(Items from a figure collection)
━━━━━━━━━━━━━━━━━━━━━━━━━━━━━━

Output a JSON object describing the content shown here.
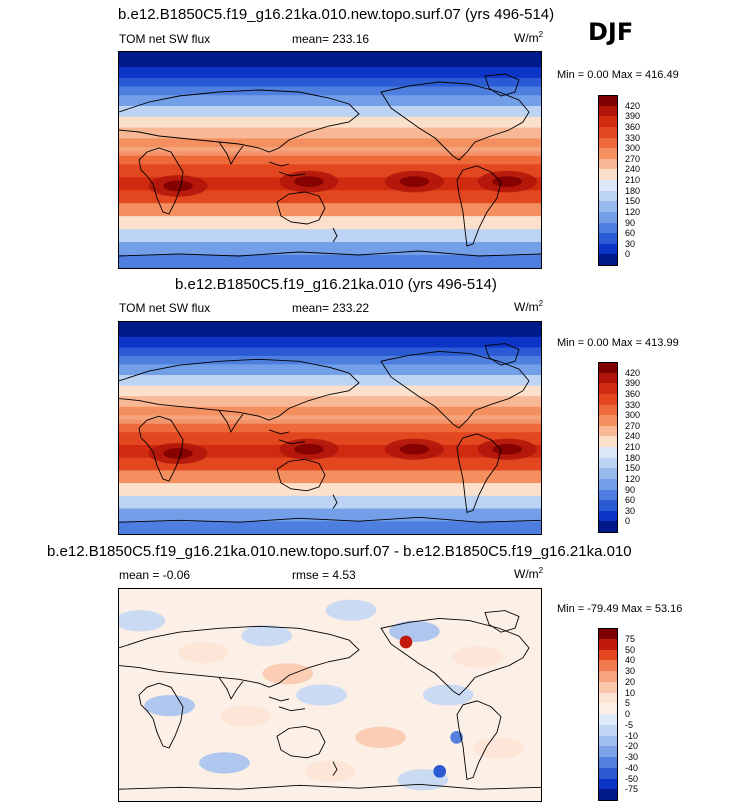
{
  "season": "DJF",
  "units_label_base": "W/m",
  "units_label_exp": "2",
  "panels": [
    {
      "id": "test",
      "title": "b.e12.B1850C5.f19_g16.21ka.010.new.topo.surf.07 (yrs 496-514)",
      "left_label": "TOM net SW flux",
      "center_label": "mean= 233.16",
      "minmax": "Min =   0.00 Max = 416.49",
      "colorbar_levels": [
        "420",
        "390",
        "360",
        "330",
        "300",
        "270",
        "240",
        "210",
        "180",
        "150",
        "120",
        "90",
        "60",
        "30",
        "0"
      ]
    },
    {
      "id": "control",
      "title": "b.e12.B1850C5.f19_g16.21ka.010 (yrs 496-514)",
      "left_label": "TOM net SW flux",
      "center_label": "mean= 233.22",
      "minmax": "Min =   0.00 Max = 413.99",
      "colorbar_levels": [
        "420",
        "390",
        "360",
        "330",
        "300",
        "270",
        "240",
        "210",
        "180",
        "150",
        "120",
        "90",
        "60",
        "30",
        "0"
      ]
    },
    {
      "id": "diff",
      "title": "b.e12.B1850C5.f19_g16.21ka.010.new.topo.surf.07 - b.e12.B1850C5.f19_g16.21ka.010",
      "left_label": "mean =   -0.06",
      "center_label": "rmse =    4.53",
      "minmax": "Min = -79.49 Max =  53.16",
      "colorbar_levels": [
        "75",
        "50",
        "40",
        "30",
        "20",
        "10",
        "5",
        "0",
        "-5",
        "-10",
        "-20",
        "-30",
        "-40",
        "-50",
        "-75"
      ]
    }
  ],
  "colors": {
    "flux_scale": [
      "#7f0000",
      "#b0150a",
      "#d02b10",
      "#e3471f",
      "#ee6a3a",
      "#f48f60",
      "#f8b795",
      "#fbe0cc",
      "#dce8f8",
      "#bcd3f4",
      "#98bbef",
      "#729fe8",
      "#4e7fe0",
      "#2a5bd5",
      "#0c35c8",
      "#001a8c"
    ],
    "diff_scale": [
      "#7f0000",
      "#c11a0c",
      "#e3471f",
      "#f27a4f",
      "#f7a37f",
      "#fbc7ac",
      "#fde3d4",
      "#fbefe6",
      "#dfeafa",
      "#c2d6f5",
      "#a1bff0",
      "#7ea2e8",
      "#5480df",
      "#2c5ad3",
      "#0c35c8",
      "#001a8c"
    ]
  }
}
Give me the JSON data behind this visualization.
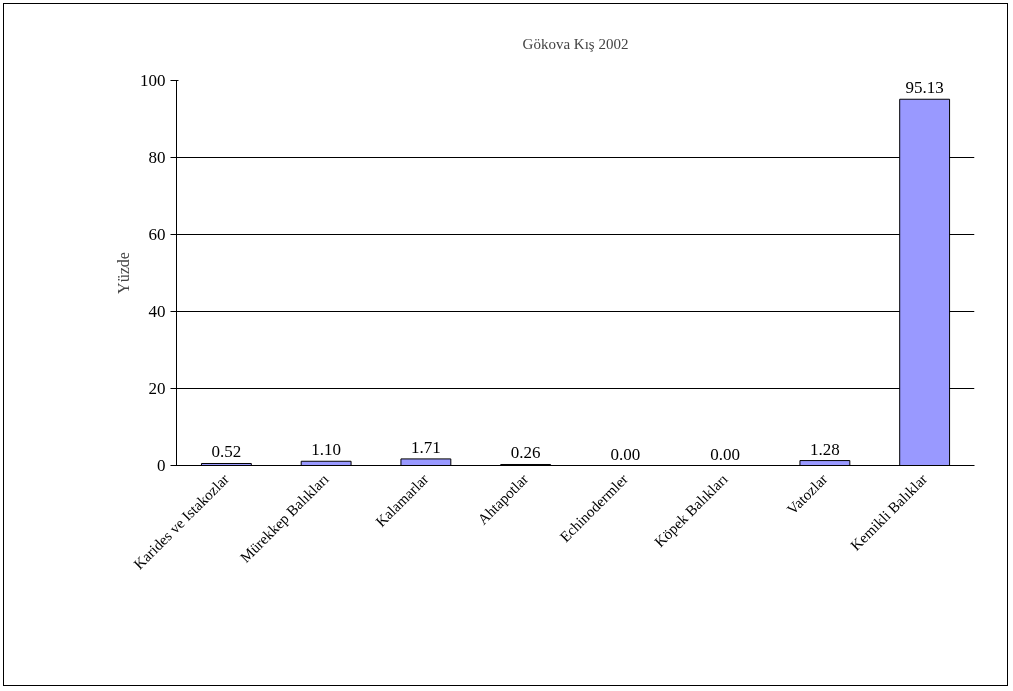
{
  "chart_data": {
    "type": "bar",
    "title": "Gökova Kış 2002",
    "ylabel": "Yüzde",
    "categories": [
      "Karides ve Istakozlar",
      "Mürekkep Balıkları",
      "Kalamarlar",
      "Ahtapotlar",
      "Echinodermler",
      "Köpek Balıkları",
      "Vatozlar",
      "Kemikli Balıklar"
    ],
    "values": [
      0.52,
      1.1,
      1.71,
      0.26,
      0.0,
      0.0,
      1.28,
      95.13
    ],
    "value_labels": [
      "0.52",
      "1.10",
      "1.71",
      "0.26",
      "0.00",
      "0.00",
      "1.28",
      "95.13"
    ],
    "color": "#9999ff",
    "ylim": [
      0,
      100
    ],
    "yticks": [
      0,
      20,
      40,
      60,
      80,
      100
    ],
    "grid": "y"
  }
}
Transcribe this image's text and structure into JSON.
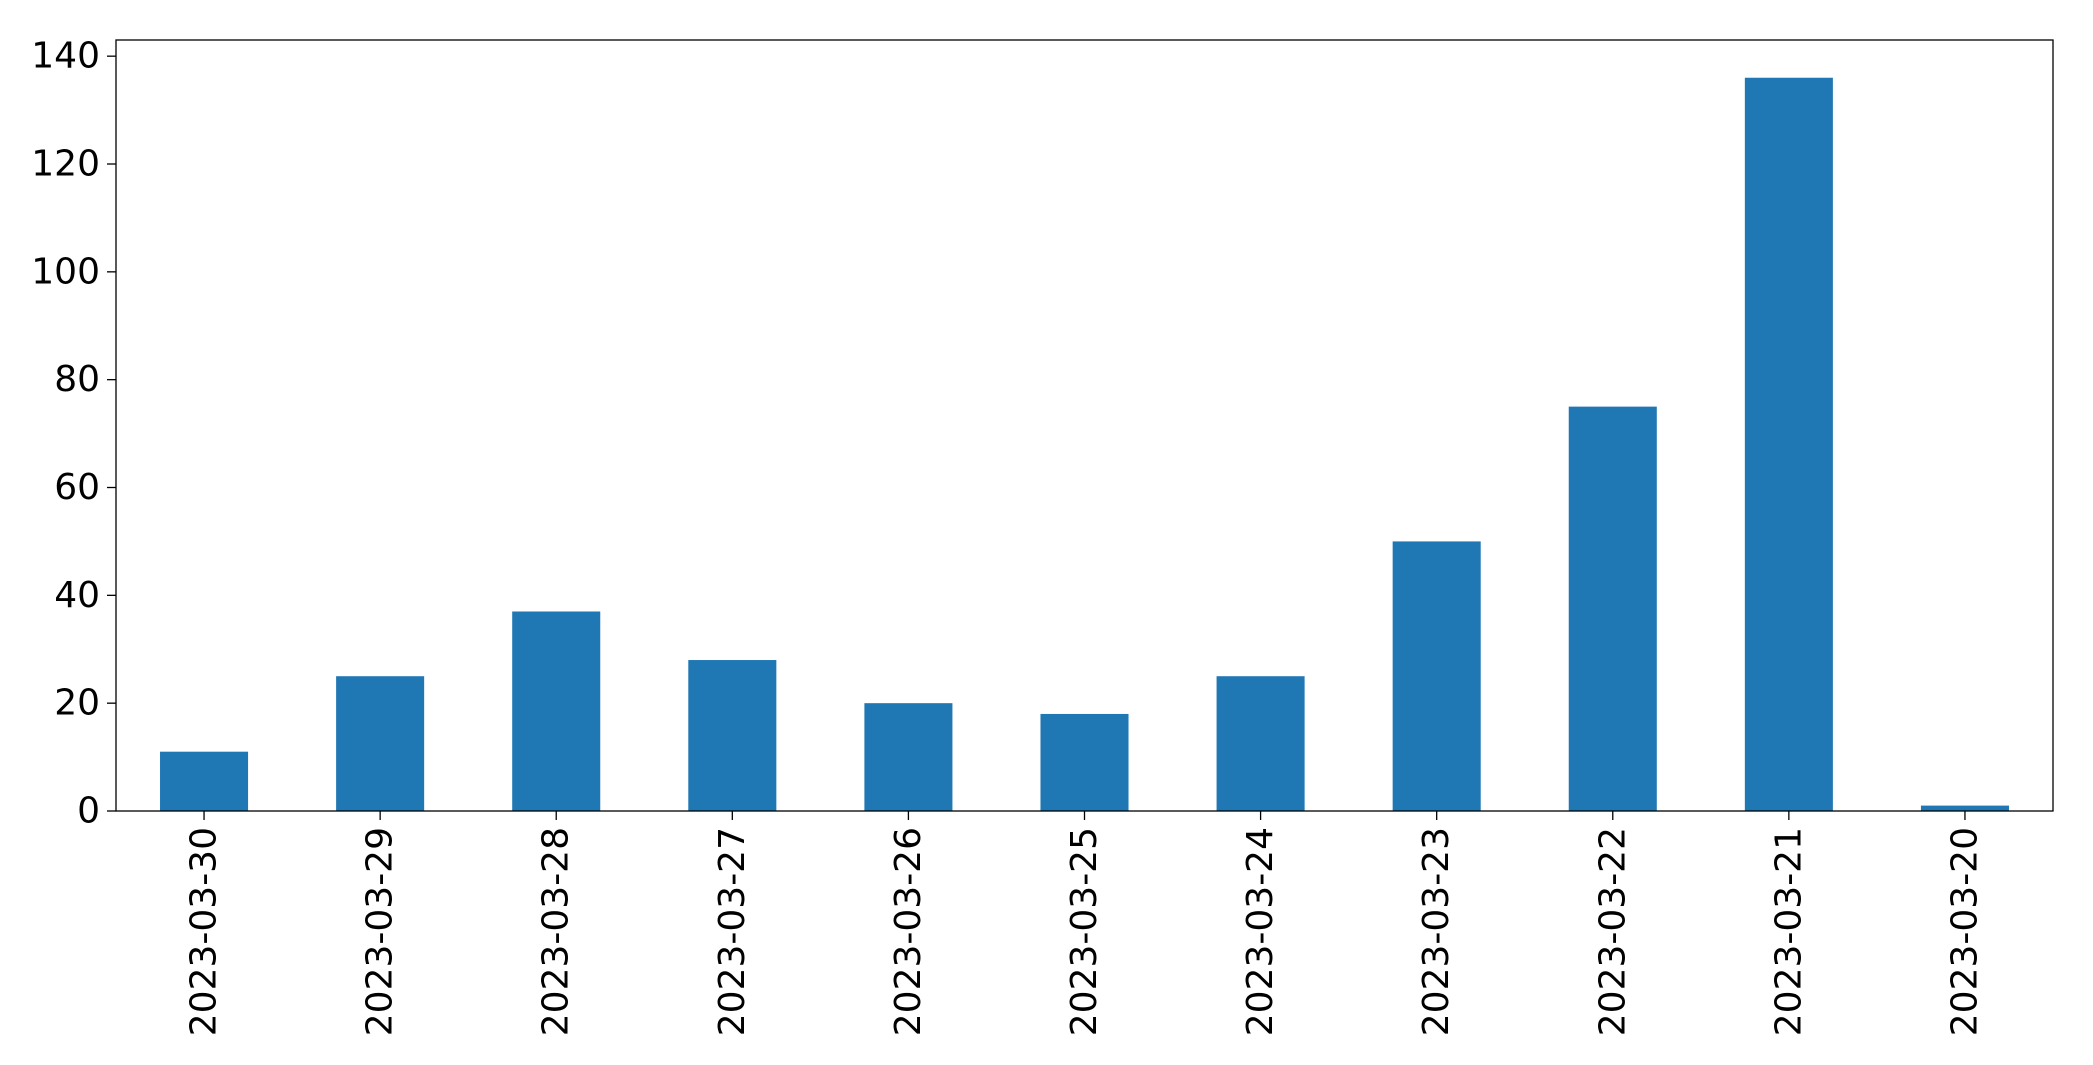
{
  "chart_data": {
    "type": "bar",
    "title": "",
    "xlabel": "",
    "ylabel": "",
    "categories": [
      "2023-03-30",
      "2023-03-29",
      "2023-03-28",
      "2023-03-27",
      "2023-03-26",
      "2023-03-25",
      "2023-03-24",
      "2023-03-23",
      "2023-03-22",
      "2023-03-21",
      "2023-03-20"
    ],
    "values": [
      11,
      25,
      37,
      28,
      20,
      18,
      25,
      50,
      75,
      136,
      1
    ],
    "ylim": [
      0,
      143
    ],
    "yticks": [
      0,
      20,
      40,
      60,
      80,
      100,
      120,
      140
    ],
    "grid": false,
    "legend": "none",
    "colors": {
      "bar": "#1f77b4",
      "axis": "#000000",
      "background": "#ffffff"
    }
  }
}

━━━━━━━━━━━━━━━━━━━━━━━━━━━━━━

• [Task to carry out]
Every record above must be given again exactly; drop the pictures.

• [Reply to the task]
Output a JSON object describing the content shown here.
{
  "season": "DJF",
  "units_label_base": "W/m",
  "units_label_exp": "2",
  "panels": [
    {
      "id": "test",
      "title": "b.e12.B1850C5.f19_g16.21ka.010.new.topo.surf.07 (yrs 496-514)",
      "left_label": "TOM net SW flux",
      "center_label": "mean= 233.16",
      "minmax": "Min =   0.00 Max = 416.49",
      "colorbar_levels": [
        "420",
        "390",
        "360",
        "330",
        "300",
        "270",
        "240",
        "210",
        "180",
        "150",
        "120",
        "90",
        "60",
        "30",
        "0"
      ]
    },
    {
      "id": "control",
      "title": "b.e12.B1850C5.f19_g16.21ka.010 (yrs 496-514)",
      "left_label": "TOM net SW flux",
      "center_label": "mean= 233.22",
      "minmax": "Min =   0.00 Max = 413.99",
      "colorbar_levels": [
        "420",
        "390",
        "360",
        "330",
        "300",
        "270",
        "240",
        "210",
        "180",
        "150",
        "120",
        "90",
        "60",
        "30",
        "0"
      ]
    },
    {
      "id": "diff",
      "title": "b.e12.B1850C5.f19_g16.21ka.010.new.topo.surf.07 - b.e12.B1850C5.f19_g16.21ka.010",
      "left_label": "mean =   -0.06",
      "center_label": "rmse =    4.53",
      "minmax": "Min = -79.49 Max =  53.16",
      "colorbar_levels": [
        "75",
        "50",
        "40",
        "30",
        "20",
        "10",
        "5",
        "0",
        "-5",
        "-10",
        "-20",
        "-30",
        "-40",
        "-50",
        "-75"
      ]
    }
  ],
  "colors": {
    "flux_scale": [
      "#7f0000",
      "#b0150a",
      "#d02b10",
      "#e3471f",
      "#ee6a3a",
      "#f48f60",
      "#f8b795",
      "#fbe0cc",
      "#dce8f8",
      "#bcd3f4",
      "#98bbef",
      "#729fe8",
      "#4e7fe0",
      "#2a5bd5",
      "#0c35c8",
      "#001a8c"
    ],
    "diff_scale": [
      "#7f0000",
      "#c11a0c",
      "#e3471f",
      "#f27a4f",
      "#f7a37f",
      "#fbc7ac",
      "#fde3d4",
      "#fbefe6",
      "#dfeafa",
      "#c2d6f5",
      "#a1bff0",
      "#7ea2e8",
      "#5480df",
      "#2c5ad3",
      "#0c35c8",
      "#001a8c"
    ]
  }
}
Give me the JSON data behind this visualization.
{
  "chart_data": {
    "type": "bar",
    "title": "Gökova Kış 2002",
    "ylabel": "Yüzde",
    "categories": [
      "Karides ve Istakozlar",
      "Mürekkep Balıkları",
      "Kalamarlar",
      "Ahtapotlar",
      "Echinodermler",
      "Köpek Balıkları",
      "Vatozlar",
      "Kemikli Balıklar"
    ],
    "values": [
      0.52,
      1.1,
      1.71,
      0.26,
      0.0,
      0.0,
      1.28,
      95.13
    ],
    "value_labels": [
      "0.52",
      "1.10",
      "1.71",
      "0.26",
      "0.00",
      "0.00",
      "1.28",
      "95.13"
    ],
    "color": "#9999ff",
    "ylim": [
      0,
      100
    ],
    "yticks": [
      0,
      20,
      40,
      60,
      80,
      100
    ],
    "grid": "y"
  }
}
Transcribe this image's text and structure into JSON.
{
  "chart_data": {
    "type": "bar",
    "title": "",
    "xlabel": "",
    "ylabel": "",
    "categories": [
      "2023-03-30",
      "2023-03-29",
      "2023-03-28",
      "2023-03-27",
      "2023-03-26",
      "2023-03-25",
      "2023-03-24",
      "2023-03-23",
      "2023-03-22",
      "2023-03-21",
      "2023-03-20"
    ],
    "values": [
      11,
      25,
      37,
      28,
      20,
      18,
      25,
      50,
      75,
      136,
      1
    ],
    "ylim": [
      0,
      143
    ],
    "yticks": [
      0,
      20,
      40,
      60,
      80,
      100,
      120,
      140
    ],
    "grid": false,
    "legend": "none",
    "colors": {
      "bar": "#1f77b4",
      "axis": "#000000",
      "background": "#ffffff"
    }
  }
}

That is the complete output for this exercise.